Dataset entries:
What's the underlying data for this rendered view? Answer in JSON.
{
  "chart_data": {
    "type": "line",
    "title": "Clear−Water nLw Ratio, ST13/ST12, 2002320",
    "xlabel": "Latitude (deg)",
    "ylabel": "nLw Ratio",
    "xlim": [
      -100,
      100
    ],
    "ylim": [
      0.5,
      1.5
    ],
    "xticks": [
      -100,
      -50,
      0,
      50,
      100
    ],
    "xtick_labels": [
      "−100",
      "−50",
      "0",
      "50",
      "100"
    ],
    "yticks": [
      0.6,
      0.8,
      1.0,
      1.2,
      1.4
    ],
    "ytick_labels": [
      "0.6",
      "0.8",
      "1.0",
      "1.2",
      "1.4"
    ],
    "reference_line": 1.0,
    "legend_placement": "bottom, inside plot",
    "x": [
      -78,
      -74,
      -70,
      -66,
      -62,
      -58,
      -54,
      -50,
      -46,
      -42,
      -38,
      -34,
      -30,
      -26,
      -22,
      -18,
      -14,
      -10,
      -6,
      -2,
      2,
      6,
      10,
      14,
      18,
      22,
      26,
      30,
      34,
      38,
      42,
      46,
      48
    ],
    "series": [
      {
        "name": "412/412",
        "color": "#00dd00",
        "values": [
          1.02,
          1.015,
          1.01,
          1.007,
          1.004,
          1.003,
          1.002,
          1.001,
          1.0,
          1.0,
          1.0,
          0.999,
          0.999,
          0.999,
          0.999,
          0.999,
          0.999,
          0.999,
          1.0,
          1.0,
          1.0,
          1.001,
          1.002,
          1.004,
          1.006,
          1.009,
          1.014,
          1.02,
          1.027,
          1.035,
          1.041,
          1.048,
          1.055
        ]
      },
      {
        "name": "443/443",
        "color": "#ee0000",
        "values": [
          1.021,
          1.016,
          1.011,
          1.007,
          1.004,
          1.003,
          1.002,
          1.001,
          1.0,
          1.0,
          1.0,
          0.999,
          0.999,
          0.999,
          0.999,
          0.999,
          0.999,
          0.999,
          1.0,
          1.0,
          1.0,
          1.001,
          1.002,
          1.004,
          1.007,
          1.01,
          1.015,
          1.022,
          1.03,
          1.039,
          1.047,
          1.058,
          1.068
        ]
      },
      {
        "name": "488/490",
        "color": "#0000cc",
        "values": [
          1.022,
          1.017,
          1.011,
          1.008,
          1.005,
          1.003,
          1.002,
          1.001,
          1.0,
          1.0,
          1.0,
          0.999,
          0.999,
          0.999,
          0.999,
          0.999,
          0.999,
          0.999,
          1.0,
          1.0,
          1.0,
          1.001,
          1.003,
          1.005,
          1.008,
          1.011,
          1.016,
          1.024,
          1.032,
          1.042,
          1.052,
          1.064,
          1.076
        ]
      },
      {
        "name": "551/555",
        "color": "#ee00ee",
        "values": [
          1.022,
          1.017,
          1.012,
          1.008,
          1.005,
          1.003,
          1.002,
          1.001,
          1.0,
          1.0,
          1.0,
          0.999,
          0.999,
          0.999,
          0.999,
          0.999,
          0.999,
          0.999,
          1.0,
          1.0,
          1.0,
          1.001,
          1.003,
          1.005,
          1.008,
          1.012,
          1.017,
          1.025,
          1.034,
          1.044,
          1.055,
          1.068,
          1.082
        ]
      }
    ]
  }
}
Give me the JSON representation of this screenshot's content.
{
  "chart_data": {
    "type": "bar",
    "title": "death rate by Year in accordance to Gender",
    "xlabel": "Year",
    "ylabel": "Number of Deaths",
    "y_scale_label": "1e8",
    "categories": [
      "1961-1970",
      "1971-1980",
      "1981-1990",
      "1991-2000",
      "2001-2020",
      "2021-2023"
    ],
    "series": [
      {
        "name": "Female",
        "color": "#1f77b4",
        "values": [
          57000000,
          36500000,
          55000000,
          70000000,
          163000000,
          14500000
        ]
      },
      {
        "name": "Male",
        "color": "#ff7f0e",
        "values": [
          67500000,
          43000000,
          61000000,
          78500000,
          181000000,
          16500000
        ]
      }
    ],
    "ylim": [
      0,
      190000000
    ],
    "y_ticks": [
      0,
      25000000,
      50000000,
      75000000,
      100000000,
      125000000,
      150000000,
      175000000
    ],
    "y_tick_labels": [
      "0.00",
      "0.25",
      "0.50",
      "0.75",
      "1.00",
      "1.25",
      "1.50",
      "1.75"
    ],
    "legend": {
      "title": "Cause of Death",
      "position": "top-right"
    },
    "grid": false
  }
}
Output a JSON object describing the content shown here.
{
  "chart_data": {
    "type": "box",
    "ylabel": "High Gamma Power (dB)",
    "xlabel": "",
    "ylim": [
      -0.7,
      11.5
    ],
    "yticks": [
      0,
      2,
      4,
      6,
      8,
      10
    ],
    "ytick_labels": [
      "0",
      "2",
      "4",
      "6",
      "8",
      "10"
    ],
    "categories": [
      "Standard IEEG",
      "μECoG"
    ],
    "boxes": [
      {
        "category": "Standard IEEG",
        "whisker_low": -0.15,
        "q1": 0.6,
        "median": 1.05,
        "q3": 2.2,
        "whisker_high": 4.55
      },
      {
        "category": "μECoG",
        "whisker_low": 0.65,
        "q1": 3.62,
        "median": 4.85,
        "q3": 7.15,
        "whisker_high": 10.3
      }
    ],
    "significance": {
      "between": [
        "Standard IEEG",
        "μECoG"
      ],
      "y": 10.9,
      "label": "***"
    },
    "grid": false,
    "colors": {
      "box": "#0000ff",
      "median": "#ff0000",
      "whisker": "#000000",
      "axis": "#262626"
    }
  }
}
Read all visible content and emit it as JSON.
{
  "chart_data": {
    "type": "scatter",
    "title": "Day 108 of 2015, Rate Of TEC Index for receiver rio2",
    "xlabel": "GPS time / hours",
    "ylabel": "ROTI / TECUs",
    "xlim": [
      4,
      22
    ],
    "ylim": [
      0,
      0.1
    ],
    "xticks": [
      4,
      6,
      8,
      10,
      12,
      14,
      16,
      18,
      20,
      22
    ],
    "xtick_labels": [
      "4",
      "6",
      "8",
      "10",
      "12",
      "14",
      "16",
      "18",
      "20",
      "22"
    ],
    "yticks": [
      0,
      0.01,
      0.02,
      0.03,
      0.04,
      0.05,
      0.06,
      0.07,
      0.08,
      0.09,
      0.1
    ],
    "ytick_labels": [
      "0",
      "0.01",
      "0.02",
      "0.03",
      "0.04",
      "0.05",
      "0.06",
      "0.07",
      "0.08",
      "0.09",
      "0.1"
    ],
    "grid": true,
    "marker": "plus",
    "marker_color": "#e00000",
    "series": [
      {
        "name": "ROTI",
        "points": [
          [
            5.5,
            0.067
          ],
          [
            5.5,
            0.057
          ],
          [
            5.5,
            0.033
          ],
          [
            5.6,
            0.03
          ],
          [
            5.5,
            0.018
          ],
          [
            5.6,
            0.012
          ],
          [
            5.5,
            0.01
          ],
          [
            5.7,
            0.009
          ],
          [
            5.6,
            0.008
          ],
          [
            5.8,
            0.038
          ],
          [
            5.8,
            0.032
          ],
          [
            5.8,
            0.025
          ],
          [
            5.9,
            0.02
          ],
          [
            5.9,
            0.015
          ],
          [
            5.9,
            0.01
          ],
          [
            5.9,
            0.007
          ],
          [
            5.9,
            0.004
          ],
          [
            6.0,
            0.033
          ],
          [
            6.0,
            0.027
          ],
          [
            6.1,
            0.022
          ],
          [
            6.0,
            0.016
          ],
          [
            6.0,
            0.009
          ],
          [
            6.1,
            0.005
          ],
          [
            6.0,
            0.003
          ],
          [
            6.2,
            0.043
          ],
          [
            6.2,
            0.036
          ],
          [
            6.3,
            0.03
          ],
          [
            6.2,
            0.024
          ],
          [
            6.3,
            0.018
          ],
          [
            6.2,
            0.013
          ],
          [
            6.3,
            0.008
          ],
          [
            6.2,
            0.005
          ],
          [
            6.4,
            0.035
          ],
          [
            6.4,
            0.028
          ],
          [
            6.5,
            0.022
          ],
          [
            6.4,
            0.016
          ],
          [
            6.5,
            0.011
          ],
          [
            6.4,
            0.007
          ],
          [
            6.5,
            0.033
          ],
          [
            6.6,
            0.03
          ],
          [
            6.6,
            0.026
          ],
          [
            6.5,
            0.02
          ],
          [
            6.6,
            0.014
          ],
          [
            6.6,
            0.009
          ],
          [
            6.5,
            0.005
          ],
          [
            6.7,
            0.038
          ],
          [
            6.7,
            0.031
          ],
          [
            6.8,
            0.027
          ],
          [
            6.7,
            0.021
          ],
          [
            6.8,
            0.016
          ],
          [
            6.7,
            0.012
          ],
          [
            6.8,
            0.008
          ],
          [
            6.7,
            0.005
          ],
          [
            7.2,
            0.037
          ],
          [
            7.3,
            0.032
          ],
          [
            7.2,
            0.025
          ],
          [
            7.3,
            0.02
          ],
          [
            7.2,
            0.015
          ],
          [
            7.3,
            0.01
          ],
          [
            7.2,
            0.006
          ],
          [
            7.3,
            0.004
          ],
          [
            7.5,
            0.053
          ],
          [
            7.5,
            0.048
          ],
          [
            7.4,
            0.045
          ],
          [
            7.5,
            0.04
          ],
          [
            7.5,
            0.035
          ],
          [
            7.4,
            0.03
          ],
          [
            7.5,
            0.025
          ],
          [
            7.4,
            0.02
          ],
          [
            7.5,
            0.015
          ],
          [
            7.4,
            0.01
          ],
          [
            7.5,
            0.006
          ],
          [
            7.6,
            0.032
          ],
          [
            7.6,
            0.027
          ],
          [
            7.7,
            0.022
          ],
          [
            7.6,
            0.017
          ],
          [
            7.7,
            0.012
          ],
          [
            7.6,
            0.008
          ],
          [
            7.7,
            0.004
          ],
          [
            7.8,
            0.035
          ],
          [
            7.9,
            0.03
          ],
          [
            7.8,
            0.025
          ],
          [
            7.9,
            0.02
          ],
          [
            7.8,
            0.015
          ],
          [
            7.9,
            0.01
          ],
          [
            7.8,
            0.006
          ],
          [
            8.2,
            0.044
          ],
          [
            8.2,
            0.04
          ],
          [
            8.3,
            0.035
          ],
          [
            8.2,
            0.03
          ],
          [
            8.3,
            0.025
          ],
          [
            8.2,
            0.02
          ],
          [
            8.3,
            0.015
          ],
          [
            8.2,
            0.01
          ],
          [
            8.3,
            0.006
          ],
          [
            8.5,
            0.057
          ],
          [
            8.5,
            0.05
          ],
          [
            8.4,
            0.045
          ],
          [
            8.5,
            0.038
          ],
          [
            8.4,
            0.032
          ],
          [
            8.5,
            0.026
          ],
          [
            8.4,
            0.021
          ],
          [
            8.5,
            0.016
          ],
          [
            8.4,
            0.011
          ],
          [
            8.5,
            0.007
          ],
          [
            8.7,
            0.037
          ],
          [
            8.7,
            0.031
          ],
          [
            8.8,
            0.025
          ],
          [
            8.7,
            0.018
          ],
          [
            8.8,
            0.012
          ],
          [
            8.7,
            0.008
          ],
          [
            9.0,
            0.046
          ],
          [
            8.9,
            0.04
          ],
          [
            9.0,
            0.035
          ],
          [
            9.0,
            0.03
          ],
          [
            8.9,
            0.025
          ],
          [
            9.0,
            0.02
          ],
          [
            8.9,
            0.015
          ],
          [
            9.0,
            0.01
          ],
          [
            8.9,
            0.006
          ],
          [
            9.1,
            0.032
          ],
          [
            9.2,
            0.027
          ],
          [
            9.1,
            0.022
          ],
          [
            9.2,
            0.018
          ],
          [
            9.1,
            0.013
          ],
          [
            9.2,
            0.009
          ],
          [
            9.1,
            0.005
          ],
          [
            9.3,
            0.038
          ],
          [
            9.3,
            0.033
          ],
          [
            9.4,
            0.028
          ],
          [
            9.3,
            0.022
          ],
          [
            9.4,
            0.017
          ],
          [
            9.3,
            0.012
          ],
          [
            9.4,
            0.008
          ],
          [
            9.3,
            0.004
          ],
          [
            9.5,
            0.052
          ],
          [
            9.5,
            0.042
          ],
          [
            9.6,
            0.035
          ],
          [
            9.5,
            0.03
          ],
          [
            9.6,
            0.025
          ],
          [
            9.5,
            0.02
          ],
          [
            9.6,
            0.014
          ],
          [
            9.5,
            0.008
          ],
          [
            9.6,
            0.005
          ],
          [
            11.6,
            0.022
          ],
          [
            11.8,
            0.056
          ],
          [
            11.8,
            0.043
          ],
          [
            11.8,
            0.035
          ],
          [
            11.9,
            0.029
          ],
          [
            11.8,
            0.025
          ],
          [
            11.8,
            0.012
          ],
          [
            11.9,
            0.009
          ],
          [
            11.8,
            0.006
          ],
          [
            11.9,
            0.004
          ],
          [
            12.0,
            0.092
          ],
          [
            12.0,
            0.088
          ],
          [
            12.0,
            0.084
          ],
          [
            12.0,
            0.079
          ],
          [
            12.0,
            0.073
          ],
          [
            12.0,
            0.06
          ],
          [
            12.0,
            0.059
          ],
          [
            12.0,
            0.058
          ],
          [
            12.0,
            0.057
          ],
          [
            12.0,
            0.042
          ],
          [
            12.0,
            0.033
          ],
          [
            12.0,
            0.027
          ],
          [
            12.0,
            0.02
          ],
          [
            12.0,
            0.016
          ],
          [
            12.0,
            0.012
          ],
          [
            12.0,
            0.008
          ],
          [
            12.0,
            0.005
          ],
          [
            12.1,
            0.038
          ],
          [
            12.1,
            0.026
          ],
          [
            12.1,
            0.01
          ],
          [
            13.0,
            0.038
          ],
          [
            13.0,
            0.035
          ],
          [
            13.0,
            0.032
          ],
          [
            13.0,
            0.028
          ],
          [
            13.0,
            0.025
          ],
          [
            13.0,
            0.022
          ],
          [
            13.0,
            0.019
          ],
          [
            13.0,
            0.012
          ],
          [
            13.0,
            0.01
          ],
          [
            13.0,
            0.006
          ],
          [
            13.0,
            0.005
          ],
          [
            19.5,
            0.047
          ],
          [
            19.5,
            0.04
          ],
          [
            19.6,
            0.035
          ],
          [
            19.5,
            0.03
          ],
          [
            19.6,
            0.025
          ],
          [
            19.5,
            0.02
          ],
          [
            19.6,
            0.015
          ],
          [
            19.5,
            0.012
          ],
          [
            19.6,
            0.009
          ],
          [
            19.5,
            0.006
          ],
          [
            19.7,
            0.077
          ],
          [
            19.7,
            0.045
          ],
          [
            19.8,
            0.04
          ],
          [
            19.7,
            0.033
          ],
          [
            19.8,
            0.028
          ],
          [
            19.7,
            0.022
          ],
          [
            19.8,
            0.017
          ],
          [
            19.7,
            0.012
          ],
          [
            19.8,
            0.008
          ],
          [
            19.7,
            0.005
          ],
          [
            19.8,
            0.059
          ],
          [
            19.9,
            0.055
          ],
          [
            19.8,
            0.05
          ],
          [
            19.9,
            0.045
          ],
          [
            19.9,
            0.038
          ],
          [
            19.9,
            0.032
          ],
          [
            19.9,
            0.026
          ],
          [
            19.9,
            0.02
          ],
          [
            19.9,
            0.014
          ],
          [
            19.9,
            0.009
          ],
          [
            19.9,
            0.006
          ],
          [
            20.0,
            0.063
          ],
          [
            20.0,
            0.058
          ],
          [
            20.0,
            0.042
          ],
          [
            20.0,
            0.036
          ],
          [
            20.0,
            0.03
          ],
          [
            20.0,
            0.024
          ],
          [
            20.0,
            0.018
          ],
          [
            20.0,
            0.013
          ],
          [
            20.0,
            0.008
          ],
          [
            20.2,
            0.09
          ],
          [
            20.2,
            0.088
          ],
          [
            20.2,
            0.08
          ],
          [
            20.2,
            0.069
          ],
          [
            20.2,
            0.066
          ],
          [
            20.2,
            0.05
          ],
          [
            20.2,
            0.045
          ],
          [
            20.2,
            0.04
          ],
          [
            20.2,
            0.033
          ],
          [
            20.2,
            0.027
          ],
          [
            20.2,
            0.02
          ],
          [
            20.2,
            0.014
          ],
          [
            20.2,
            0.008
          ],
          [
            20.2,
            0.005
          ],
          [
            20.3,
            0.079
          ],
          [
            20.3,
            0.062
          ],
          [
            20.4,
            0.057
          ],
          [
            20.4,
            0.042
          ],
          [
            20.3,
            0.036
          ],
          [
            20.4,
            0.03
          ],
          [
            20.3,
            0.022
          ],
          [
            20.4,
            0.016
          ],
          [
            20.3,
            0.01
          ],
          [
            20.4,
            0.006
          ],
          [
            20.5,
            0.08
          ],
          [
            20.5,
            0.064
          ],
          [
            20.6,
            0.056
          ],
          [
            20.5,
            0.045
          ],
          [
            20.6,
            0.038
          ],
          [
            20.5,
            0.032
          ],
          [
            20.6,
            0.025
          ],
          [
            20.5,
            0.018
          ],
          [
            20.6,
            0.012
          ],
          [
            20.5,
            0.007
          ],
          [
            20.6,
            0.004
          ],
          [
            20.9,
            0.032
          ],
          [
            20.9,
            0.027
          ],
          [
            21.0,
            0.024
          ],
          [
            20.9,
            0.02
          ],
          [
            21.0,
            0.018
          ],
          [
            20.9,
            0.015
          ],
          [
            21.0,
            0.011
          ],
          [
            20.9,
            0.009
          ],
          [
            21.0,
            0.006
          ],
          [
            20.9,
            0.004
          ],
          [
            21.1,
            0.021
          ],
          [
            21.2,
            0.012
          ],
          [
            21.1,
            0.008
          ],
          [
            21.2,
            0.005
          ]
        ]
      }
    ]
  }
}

Instructions for the task :: From the entries above, collect every line with the string "median" in it.

Complete answer ::
        "median": 1.05,
        "median": 4.85,
      "median": "#ff0000",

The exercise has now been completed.